• EXERCISE
Reproduce every line of the material below, but drop the pictures.

• LISTED ENTRIES
- - - - - - -
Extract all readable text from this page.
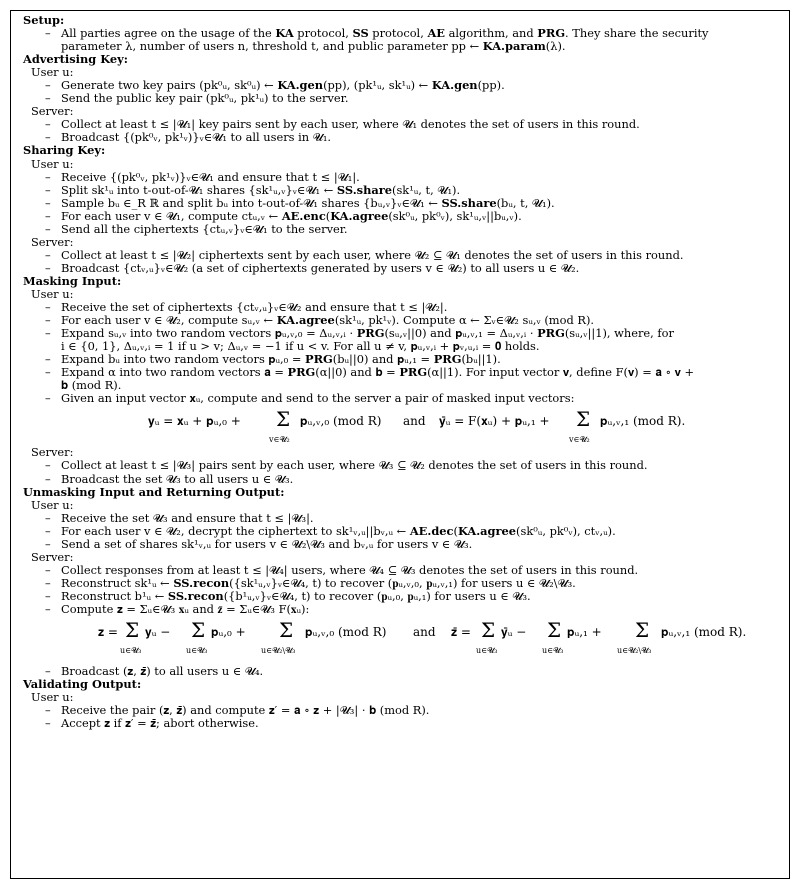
Setup:
– All parties agree on the usage of the KA protocol, SS protocol, AE algorithm, and PRG. They share the security
parameter λ, number of users n, threshold t, and public parameter pp ← KA.param(λ).
Advertising Key:
User u:
– Generate two key pairs (pk⁰ᵤ, sk⁰ᵤ) ← KA.gen(pp), (pk¹ᵤ, sk¹ᵤ) ← KA.gen(pp).
– Send the public key pair (pk⁰ᵤ, pk¹ᵤ) to the server.
Server:
– Collect at least t ≤ |𝓤₁| key pairs sent by each user, where 𝓤₁ denotes the set of users in this round.
– Broadcast {(pk⁰ᵥ, pk¹ᵥ)}ᵥ∈𝓤₁ to all users in 𝓤₁.
Sharing Key:
User u:
– Receive {(pk⁰ᵥ, pk¹ᵥ)}ᵥ∈𝓤₁ and ensure that t ≤ |𝓤₁|.
– Split sk¹ᵤ into t-out-of-𝓤₁ shares {sk¹ᵤ,ᵥ}ᵥ∈𝓤₁ ← SS.share(sk¹ᵤ, t, 𝓤₁).
– Sample bᵤ ∈_R ℝ and split bᵤ into t-out-of-𝓤₁ shares {bᵤ,ᵥ}ᵥ∈𝓤₁ ← SS.share(bᵤ, t, 𝓤₁).
– For each user v ∈ 𝓤₁, compute ctᵤ,ᵥ ← AE.enc(KA.agree(sk⁰ᵤ, pk⁰ᵥ), sk¹ᵤ,ᵥ||bᵤ,ᵥ).
– Send all the ciphertexts {ctᵤ,ᵥ}ᵥ∈𝓤₁ to the server.
Server:
– Collect at least t ≤ |𝓤₂| ciphertexts sent by each user, where 𝓤₂ ⊆ 𝓤₁ denotes the set of users in this round.
– Broadcast {ctᵥ,ᵤ}ᵥ∈𝓤₂ (a set of ciphertexts generated by users v ∈ 𝓤₂) to all users u ∈ 𝓤₂.
Masking Input:
User u:
– Receive the set of ciphertexts {ctᵥ,ᵤ}ᵥ∈𝓤₂ and ensure that t ≤ |𝓤₂|.
– For each user v ∈ 𝓤₂, compute sᵤ,ᵥ ← KA.agree(sk¹ᵤ, pk¹ᵥ). Compute α ← Σᵥ∈𝓤₂ sᵤ,ᵥ (mod R).
– Expand sᵤ,ᵥ into two random vectors 𝐩ᵤ,ᵥ,₀ = Δᵤ,ᵥ,ᵢ · PRG(sᵤ,ᵥ||0) and 𝐩ᵤ,ᵥ,₁ = Δᵤ,ᵥ,ᵢ · PRG(sᵤ,ᵥ||1), where, for
i ∈ {0, 1}, Δᵤ,ᵥ,ᵢ = 1 if u > v; Δᵤ,ᵥ = −1 if u < v. For all u ≠ v, 𝐩ᵤ,ᵥ,ᵢ + 𝐩ᵥ,ᵤ,ᵢ = 𝟎 holds.
– Expand bᵤ into two random vectors 𝐩ᵤ,₀ = PRG(bᵤ||0) and 𝐩ᵤ,₁ = PRG(bᵤ||1).
– Expand α into two random vectors 𝐚 = PRG(α||0) and 𝐛 = PRG(α||1). For input vector 𝐯, define F(𝐯) = 𝐚 ∘ 𝐯 +
𝐛 (mod R).
– Given an input vector 𝐱ᵤ, compute and send to the server a pair of masked input vectors:
𝐲ᵤ = 𝐱ᵤ + 𝐩ᵤ,₀ + Σ
v∈𝓤₂
𝐩ᵤ,ᵥ,₀ (mod R) and 𝐲̄ᵤ = F(𝐱ᵤ) + 𝐩ᵤ,₁ + Σ
v∈𝓤₂
𝐩ᵤ,ᵥ,₁ (mod R).
Server:
– Collect at least t ≤ |𝓤₃| pairs sent by each user, where 𝓤₃ ⊆ 𝓤₂ denotes the set of users in this round.
– Broadcast the set 𝓤₃ to all users u ∈ 𝓤₃.
Unmasking Input and Returning Output:
User u:
– Receive the set 𝓤₃ and ensure that t ≤ |𝓤₃|.
– For each user v ∈ 𝓤₂, decrypt the ciphertext to sk¹ᵥ,ᵤ||bᵥ,ᵤ ← AE.dec(KA.agree(sk⁰ᵤ, pk⁰ᵥ), ctᵥ,ᵤ).
– Send a set of shares sk¹ᵥ,ᵤ for users v ∈ 𝓤₂\𝓤₃ and bᵥ,ᵤ for users v ∈ 𝓤₃.
Server:
– Collect responses from at least t ≤ |𝓤₄| users, where 𝓤₄ ⊆ 𝓤₃ denotes the set of users in this round.
– Reconstruct sk¹ᵤ ← SS.recon({sk¹ᵤ,ᵥ}ᵥ∈𝓤₄, t) to recover (𝐩ᵤ,ᵥ,₀, 𝐩ᵤ,ᵥ,₁) for users u ∈ 𝓤₂\𝓤₃.
– Reconstruct b¹ᵤ ← SS.recon({b¹ᵤ,ᵥ}ᵥ∈𝓤₄, t) to recover (𝐩ᵤ,₀, 𝐩ᵤ,₁) for users u ∈ 𝓤₃.
– Compute 𝐳 = Σᵤ∈𝓤₃ 𝐱ᵤ and 𝐳̄ = Σᵤ∈𝓤₃ F(𝐱ᵤ):
𝐳 = Σ
u∈𝓤₃
𝐲ᵤ − Σ
u∈𝓤₃
𝐩ᵤ,₀ + Σ
u∈𝓤₂\𝓤₃
𝐩ᵤ,ᵥ,₀ (mod R) and 𝐳̄ = Σ
u∈𝓤₃
𝐲̄ᵤ − Σ
u∈𝓤₃
𝐩ᵤ,₁ + Σ
u∈𝓤₂\𝓤₃
𝐩ᵤ,ᵥ,₁ (mod R).
– Broadcast (𝐳, 𝐳̄) to all users u ∈ 𝓤₄.
Validating Output:
User u:
– Receive the pair (𝐳, 𝐳̄) and compute 𝐳′ = 𝐚 ∘ 𝐳 + |𝓤₃| · 𝐛 (mod R).
– Accept 𝐳 if 𝐳′ = 𝐳̄; abort otherwise.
- - - - - - -
• ANSWER TO THIS EXERCISE
Extract all readable text from this page.
Setup:
– All parties agree on the usage of the KA protocol, SS protocol, AE algorithm, and PRG. They share the security
parameter λ, number of users n, threshold t, and public parameter pp ← KA.param(λ).
Advertising Key:
User u:
– Generate two key pairs (pk⁰ᵤ, sk⁰ᵤ) ← KA.gen(pp), (pk¹ᵤ, sk¹ᵤ) ← KA.gen(pp).
– Send the public key pair (pk⁰ᵤ, pk¹ᵤ) to the server.
Server:
– Collect at least t ≤ |𝓤₁| key pairs sent by each user, where 𝓤₁ denotes the set of users in this round.
– Broadcast {(pk⁰ᵥ, pk¹ᵥ)}ᵥ∈𝓤₁ to all users in 𝓤₁.
Sharing Key:
User u:
– Receive {(pk⁰ᵥ, pk¹ᵥ)}ᵥ∈𝓤₁ and ensure that t ≤ |𝓤₁|.
– Split sk¹ᵤ into t-out-of-𝓤₁ shares {sk¹ᵤ,ᵥ}ᵥ∈𝓤₁ ← SS.share(sk¹ᵤ, t, 𝓤₁).
– Sample bᵤ ∈_R ℝ and split bᵤ into t-out-of-𝓤₁ shares {bᵤ,ᵥ}ᵥ∈𝓤₁ ← SS.share(bᵤ, t, 𝓤₁).
– For each user v ∈ 𝓤₁, compute ctᵤ,ᵥ ← AE.enc(KA.agree(sk⁰ᵤ, pk⁰ᵥ), sk¹ᵤ,ᵥ||bᵤ,ᵥ).
– Send all the ciphertexts {ctᵤ,ᵥ}ᵥ∈𝓤₁ to the server.
Server:
– Collect at least t ≤ |𝓤₂| ciphertexts sent by each user, where 𝓤₂ ⊆ 𝓤₁ denotes the set of users in this round.
– Broadcast {ctᵥ,ᵤ}ᵥ∈𝓤₂ (a set of ciphertexts generated by users v ∈ 𝓤₂) to all users u ∈ 𝓤₂.
Masking Input:
User u:
– Receive the set of ciphertexts {ctᵥ,ᵤ}ᵥ∈𝓤₂ and ensure that t ≤ |𝓤₂|.
– For each user v ∈ 𝓤₂, compute sᵤ,ᵥ ← KA.agree(sk¹ᵤ, pk¹ᵥ). Compute α ← Σᵥ∈𝓤₂ sᵤ,ᵥ (mod R).
– Expand sᵤ,ᵥ into two random vectors 𝐩ᵤ,ᵥ,₀ = Δᵤ,ᵥ,ᵢ · PRG(sᵤ,ᵥ||0) and 𝐩ᵤ,ᵥ,₁ = Δᵤ,ᵥ,ᵢ · PRG(sᵤ,ᵥ||1), where, for
i ∈ {0, 1}, Δᵤ,ᵥ,ᵢ = 1 if u > v; Δᵤ,ᵥ = −1 if u < v. For all u ≠ v, 𝐩ᵤ,ᵥ,ᵢ + 𝐩ᵥ,ᵤ,ᵢ = 𝟎 holds.
– Expand bᵤ into two random vectors 𝐩ᵤ,₀ = PRG(bᵤ||0) and 𝐩ᵤ,₁ = PRG(bᵤ||1).
– Expand α into two random vectors 𝐚 = PRG(α||0) and 𝐛 = PRG(α||1). For input vector 𝐯, define F(𝐯) = 𝐚 ∘ 𝐯 +
𝐛 (mod R).
– Given an input vector 𝐱ᵤ, compute and send to the server a pair of masked input vectors:
𝐲ᵤ = 𝐱ᵤ + 𝐩ᵤ,₀ + Σ
v∈𝓤₂
𝐩ᵤ,ᵥ,₀ (mod R) and 𝐲̄ᵤ = F(𝐱ᵤ) + 𝐩ᵤ,₁ + Σ
v∈𝓤₂
𝐩ᵤ,ᵥ,₁ (mod R).
Server:
– Collect at least t ≤ |𝓤₃| pairs sent by each user, where 𝓤₃ ⊆ 𝓤₂ denotes the set of users in this round.
– Broadcast the set 𝓤₃ to all users u ∈ 𝓤₃.
Unmasking Input and Returning Output:
User u:
– Receive the set 𝓤₃ and ensure that t ≤ |𝓤₃|.
– For each user v ∈ 𝓤₂, decrypt the ciphertext to sk¹ᵥ,ᵤ||bᵥ,ᵤ ← AE.dec(KA.agree(sk⁰ᵤ, pk⁰ᵥ), ctᵥ,ᵤ).
– Send a set of shares sk¹ᵥ,ᵤ for users v ∈ 𝓤₂\𝓤₃ and bᵥ,ᵤ for users v ∈ 𝓤₃.
Server:
– Collect responses from at least t ≤ |𝓤₄| users, where 𝓤₄ ⊆ 𝓤₃ denotes the set of users in this round.
– Reconstruct sk¹ᵤ ← SS.recon({sk¹ᵤ,ᵥ}ᵥ∈𝓤₄, t) to recover (𝐩ᵤ,ᵥ,₀, 𝐩ᵤ,ᵥ,₁) for users u ∈ 𝓤₂\𝓤₃.
– Reconstruct b¹ᵤ ← SS.recon({b¹ᵤ,ᵥ}ᵥ∈𝓤₄, t) to recover (𝐩ᵤ,₀, 𝐩ᵤ,₁) for users u ∈ 𝓤₃.
– Compute 𝐳 = Σᵤ∈𝓤₃ 𝐱ᵤ and 𝐳̄ = Σᵤ∈𝓤₃ F(𝐱ᵤ):
𝐳 = Σ
u∈𝓤₃
𝐲ᵤ − Σ
u∈𝓤₃
𝐩ᵤ,₀ + Σ
u∈𝓤₂\𝓤₃
𝐩ᵤ,ᵥ,₀ (mod R) and 𝐳̄ = Σ
u∈𝓤₃
𝐲̄ᵤ − Σ
u∈𝓤₃
𝐩ᵤ,₁ + Σ
u∈𝓤₂\𝓤₃
𝐩ᵤ,ᵥ,₁ (mod R).
– Broadcast (𝐳, 𝐳̄) to all users u ∈ 𝓤₄.
Validating Output:
User u:
– Receive the pair (𝐳, 𝐳̄) and compute 𝐳′ = 𝐚 ∘ 𝐳 + |𝓤₃| · 𝐛 (mod R).
– Accept 𝐳 if 𝐳′ = 𝐳̄; abort otherwise.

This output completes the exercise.